### Goal
Quote every entry word for word.

### Material for this exercise
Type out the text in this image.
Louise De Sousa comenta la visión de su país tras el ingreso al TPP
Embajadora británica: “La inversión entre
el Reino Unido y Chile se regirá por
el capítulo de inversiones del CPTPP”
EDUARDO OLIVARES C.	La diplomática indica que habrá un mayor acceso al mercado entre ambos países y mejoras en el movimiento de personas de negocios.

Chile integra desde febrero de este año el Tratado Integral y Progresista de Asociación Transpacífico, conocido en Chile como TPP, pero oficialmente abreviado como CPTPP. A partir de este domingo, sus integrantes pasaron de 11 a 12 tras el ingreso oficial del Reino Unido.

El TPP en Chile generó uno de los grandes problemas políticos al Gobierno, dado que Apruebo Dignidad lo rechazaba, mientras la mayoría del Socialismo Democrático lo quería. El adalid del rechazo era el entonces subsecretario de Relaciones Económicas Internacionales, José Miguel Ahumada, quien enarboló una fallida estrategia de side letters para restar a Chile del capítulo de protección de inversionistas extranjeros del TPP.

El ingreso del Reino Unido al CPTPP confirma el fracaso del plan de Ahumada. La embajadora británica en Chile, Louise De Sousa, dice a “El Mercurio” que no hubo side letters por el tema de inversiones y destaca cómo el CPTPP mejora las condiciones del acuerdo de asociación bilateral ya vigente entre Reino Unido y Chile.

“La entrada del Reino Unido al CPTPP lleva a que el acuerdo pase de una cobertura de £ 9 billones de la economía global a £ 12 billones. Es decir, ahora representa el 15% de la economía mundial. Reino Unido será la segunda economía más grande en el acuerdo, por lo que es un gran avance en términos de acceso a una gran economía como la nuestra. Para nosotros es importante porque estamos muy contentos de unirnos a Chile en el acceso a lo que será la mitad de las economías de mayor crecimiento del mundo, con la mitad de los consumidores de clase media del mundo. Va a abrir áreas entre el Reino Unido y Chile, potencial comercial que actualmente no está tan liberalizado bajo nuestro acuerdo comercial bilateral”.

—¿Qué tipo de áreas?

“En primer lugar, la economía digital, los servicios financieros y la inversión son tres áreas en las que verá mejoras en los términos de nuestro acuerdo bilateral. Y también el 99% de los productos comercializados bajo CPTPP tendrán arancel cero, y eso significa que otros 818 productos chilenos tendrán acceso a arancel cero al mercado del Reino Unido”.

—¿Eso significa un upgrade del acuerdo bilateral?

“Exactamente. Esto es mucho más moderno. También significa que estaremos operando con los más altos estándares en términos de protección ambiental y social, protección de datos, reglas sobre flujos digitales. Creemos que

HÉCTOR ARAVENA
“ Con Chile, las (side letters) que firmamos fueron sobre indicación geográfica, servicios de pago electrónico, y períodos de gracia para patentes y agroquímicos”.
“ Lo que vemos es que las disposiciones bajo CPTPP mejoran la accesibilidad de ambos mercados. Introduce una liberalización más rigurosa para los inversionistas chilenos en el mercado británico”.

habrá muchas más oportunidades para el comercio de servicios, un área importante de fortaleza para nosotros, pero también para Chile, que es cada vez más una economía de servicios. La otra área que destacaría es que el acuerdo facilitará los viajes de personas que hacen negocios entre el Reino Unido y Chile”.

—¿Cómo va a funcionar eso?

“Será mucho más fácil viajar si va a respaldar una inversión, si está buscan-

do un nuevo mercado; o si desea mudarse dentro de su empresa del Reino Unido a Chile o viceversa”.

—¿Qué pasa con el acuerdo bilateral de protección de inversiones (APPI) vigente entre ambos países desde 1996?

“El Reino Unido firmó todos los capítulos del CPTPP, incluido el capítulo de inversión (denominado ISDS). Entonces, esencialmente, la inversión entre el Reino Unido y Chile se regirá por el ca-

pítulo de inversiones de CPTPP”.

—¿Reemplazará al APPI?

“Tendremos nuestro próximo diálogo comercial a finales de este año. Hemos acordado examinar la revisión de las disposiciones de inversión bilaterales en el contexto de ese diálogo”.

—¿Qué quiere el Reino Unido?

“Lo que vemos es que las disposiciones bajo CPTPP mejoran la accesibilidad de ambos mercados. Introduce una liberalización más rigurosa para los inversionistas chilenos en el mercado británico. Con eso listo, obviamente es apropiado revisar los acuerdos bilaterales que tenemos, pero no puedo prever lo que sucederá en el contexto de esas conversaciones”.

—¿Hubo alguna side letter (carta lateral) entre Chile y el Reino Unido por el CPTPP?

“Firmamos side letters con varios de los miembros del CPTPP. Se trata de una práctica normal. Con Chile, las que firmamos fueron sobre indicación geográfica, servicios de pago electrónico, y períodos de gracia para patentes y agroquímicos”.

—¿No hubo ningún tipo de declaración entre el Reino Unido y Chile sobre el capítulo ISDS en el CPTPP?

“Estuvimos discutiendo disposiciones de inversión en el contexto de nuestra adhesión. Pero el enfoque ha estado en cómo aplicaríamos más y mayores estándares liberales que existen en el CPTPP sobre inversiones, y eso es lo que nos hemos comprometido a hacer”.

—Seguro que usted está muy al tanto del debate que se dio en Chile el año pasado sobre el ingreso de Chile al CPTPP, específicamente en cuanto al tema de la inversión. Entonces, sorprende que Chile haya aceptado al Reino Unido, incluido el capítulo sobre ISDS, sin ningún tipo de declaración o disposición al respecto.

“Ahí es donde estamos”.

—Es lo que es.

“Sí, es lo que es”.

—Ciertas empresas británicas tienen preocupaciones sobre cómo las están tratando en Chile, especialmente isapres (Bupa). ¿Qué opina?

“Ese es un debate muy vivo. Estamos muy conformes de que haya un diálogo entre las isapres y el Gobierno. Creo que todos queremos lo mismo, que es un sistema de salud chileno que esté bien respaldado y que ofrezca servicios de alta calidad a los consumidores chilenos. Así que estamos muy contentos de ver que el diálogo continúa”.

### Complete answer
Type out the text in this image.
Louise De Sousa comenta la visión de su país tras el ingreso al TPP
Embajadora británica: “La inversión entre
el Reino Unido y Chile se regirá por
el capítulo de inversiones del CPTPP”
EDUARDO OLIVARES C.	La diplomática indica que habrá un mayor acceso al mercado entre ambos países y mejoras en el movimiento de personas de negocios.

Chile integra desde febrero de este año el Tratado Integral y Progresista de Asociación Transpacífico, conocido en Chile como TPP, pero oficialmente abreviado como CPTPP. A partir de este domingo, sus integrantes pasaron de 11 a 12 tras el ingreso oficial del Reino Unido.

El TPP en Chile generó uno de los grandes problemas políticos al Gobierno, dado que Apruebo Dignidad lo rechazaba, mientras la mayoría del Socialismo Democrático lo quería. El adalid del rechazo era el entonces subsecretario de Relaciones Económicas Internacionales, José Miguel Ahumada, quien enarboló una fallida estrategia de side letters para restar a Chile del capítulo de protección de inversionistas extranjeros del TPP.

El ingreso del Reino Unido al CPTPP confirma el fracaso del plan de Ahumada. La embajadora británica en Chile, Louise De Sousa, dice a “El Mercurio” que no hubo side letters por el tema de inversiones y destaca cómo el CPTPP mejora las condiciones del acuerdo de asociación bilateral ya vigente entre Reino Unido y Chile.

“La entrada del Reino Unido al CPTPP lleva a que el acuerdo pase de una cobertura de £ 9 billones de la economía global a £ 12 billones. Es decir, ahora representa el 15% de la economía mundial. Reino Unido será la segunda economía más grande en el acuerdo, por lo que es un gran avance en términos de acceso a una gran economía como la nuestra. Para nosotros es importante porque estamos muy contentos de unirnos a Chile en el acceso a lo que será la mitad de las economías de mayor crecimiento del mundo, con la mitad de los consumidores de clase media del mundo. Va a abrir áreas entre el Reino Unido y Chile, potencial comercial que actualmente no está tan liberalizado bajo nuestro acuerdo comercial bilateral”.

—¿Qué tipo de áreas?

“En primer lugar, la economía digital, los servicios financieros y la inversión son tres áreas en las que verá mejoras en los términos de nuestro acuerdo bilateral. Y también el 99% de los productos comercializados bajo CPTPP tendrán arancel cero, y eso significa que otros 818 productos chilenos tendrán acceso a arancel cero al mercado del Reino Unido”.

—¿Eso significa un upgrade del acuerdo bilateral?

“Exactamente. Esto es mucho más moderno. También significa que estaremos operando con los más altos estándares en términos de protección ambiental y social, protección de datos, reglas sobre flujos digitales. Creemos que

HÉCTOR ARAVENA
“ Con Chile, las (side letters) que firmamos fueron sobre indicación geográfica, servicios de pago electrónico, y períodos de gracia para patentes y agroquímicos”.
“ Lo que vemos es que las disposiciones bajo CPTPP mejoran la accesibilidad de ambos mercados. Introduce una liberalización más rigurosa para los inversionistas chilenos en el mercado británico”.

habrá muchas más oportunidades para el comercio de servicios, un área importante de fortaleza para nosotros, pero también para Chile, que es cada vez más una economía de servicios. La otra área que destacaría es que el acuerdo facilitará los viajes de personas que hacen negocios entre el Reino Unido y Chile”.

—¿Cómo va a funcionar eso?

“Será mucho más fácil viajar si va a respaldar una inversión, si está buscan-

do un nuevo mercado; o si desea mudarse dentro de su empresa del Reino Unido a Chile o viceversa”.

—¿Qué pasa con el acuerdo bilateral de protección de inversiones (APPI) vigente entre ambos países desde 1996?

“El Reino Unido firmó todos los capítulos del CPTPP, incluido el capítulo de inversión (denominado ISDS). Entonces, esencialmente, la inversión entre el Reino Unido y Chile se regirá por el ca-

pítulo de inversiones de CPTPP”.

—¿Reemplazará al APPI?

“Tendremos nuestro próximo diálogo comercial a finales de este año. Hemos acordado examinar la revisión de las disposiciones de inversión bilaterales en el contexto de ese diálogo”.

—¿Qué quiere el Reino Unido?

“Lo que vemos es que las disposiciones bajo CPTPP mejoran la accesibilidad de ambos mercados. Introduce una liberalización más rigurosa para los inversionistas chilenos en el mercado británico. Con eso listo, obviamente es apropiado revisar los acuerdos bilaterales que tenemos, pero no puedo prever lo que sucederá en el contexto de esas conversaciones”.

—¿Hubo alguna side letter (carta lateral) entre Chile y el Reino Unido por el CPTPP?

“Firmamos side letters con varios de los miembros del CPTPP. Se trata de una práctica normal. Con Chile, las que firmamos fueron sobre indicación geográfica, servicios de pago electrónico, y períodos de gracia para patentes y agroquímicos”.

—¿No hubo ningún tipo de declaración entre el Reino Unido y Chile sobre el capítulo ISDS en el CPTPP?

“Estuvimos discutiendo disposiciones de inversión en el contexto de nuestra adhesión. Pero el enfoque ha estado en cómo aplicaríamos más y mayores estándares liberales que existen en el CPTPP sobre inversiones, y eso es lo que nos hemos comprometido a hacer”.

—Seguro que usted está muy al tanto del debate que se dio en Chile el año pasado sobre el ingreso de Chile al CPTPP, específicamente en cuanto al tema de la inversión. Entonces, sorprende que Chile haya aceptado al Reino Unido, incluido el capítulo sobre ISDS, sin ningún tipo de declaración o disposición al respecto.

“Ahí es donde estamos”.

—Es lo que es.

“Sí, es lo que es”.

—Ciertas empresas británicas tienen preocupaciones sobre cómo las están tratando en Chile, especialmente isapres (Bupa). ¿Qué opina?

“Ese es un debate muy vivo. Estamos muy conformes de que haya un diálogo entre las isapres y el Gobierno. Creo que todos queremos lo mismo, que es un sistema de salud chileno que esté bien respaldado y que ofrezca servicios de alta calidad a los consumidores chilenos. Así que estamos muy contentos de ver que el diálogo continúa”.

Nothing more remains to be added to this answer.